====== EXERCISE INPUTS ======

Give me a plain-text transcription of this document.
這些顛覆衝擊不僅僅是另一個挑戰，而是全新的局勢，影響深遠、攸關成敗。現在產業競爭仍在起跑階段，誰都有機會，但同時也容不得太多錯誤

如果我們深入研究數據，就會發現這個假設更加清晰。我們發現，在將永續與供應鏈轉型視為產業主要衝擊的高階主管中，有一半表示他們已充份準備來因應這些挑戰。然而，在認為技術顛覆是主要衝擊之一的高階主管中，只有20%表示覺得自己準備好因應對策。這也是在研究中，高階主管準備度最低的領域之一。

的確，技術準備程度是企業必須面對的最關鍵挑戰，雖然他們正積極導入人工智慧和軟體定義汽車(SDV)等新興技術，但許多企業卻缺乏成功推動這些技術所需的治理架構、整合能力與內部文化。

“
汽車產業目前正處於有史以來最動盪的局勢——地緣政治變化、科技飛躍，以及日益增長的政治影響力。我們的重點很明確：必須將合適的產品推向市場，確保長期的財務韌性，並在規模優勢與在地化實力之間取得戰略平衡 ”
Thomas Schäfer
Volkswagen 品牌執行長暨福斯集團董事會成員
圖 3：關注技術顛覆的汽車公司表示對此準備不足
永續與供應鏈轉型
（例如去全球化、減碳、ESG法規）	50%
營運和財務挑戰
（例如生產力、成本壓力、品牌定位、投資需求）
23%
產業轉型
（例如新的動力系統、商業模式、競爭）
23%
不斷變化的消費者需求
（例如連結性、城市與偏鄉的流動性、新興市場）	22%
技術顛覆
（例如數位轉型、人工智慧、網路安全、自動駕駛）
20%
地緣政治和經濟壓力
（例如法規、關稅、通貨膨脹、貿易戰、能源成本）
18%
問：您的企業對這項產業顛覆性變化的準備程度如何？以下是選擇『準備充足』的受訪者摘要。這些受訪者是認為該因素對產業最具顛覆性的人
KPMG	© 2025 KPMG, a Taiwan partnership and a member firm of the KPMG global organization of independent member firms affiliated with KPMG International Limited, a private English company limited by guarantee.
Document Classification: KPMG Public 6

======

Read through the data and copy every line where "KPMG" shows up.

KPMG	© 2025 KPMG, a Taiwan partnership and a member firm of the KPMG global organization of independent member firms affiliated with KPMG International Limited, a private English company limited by guarantee.
Document Classification: KPMG Public 6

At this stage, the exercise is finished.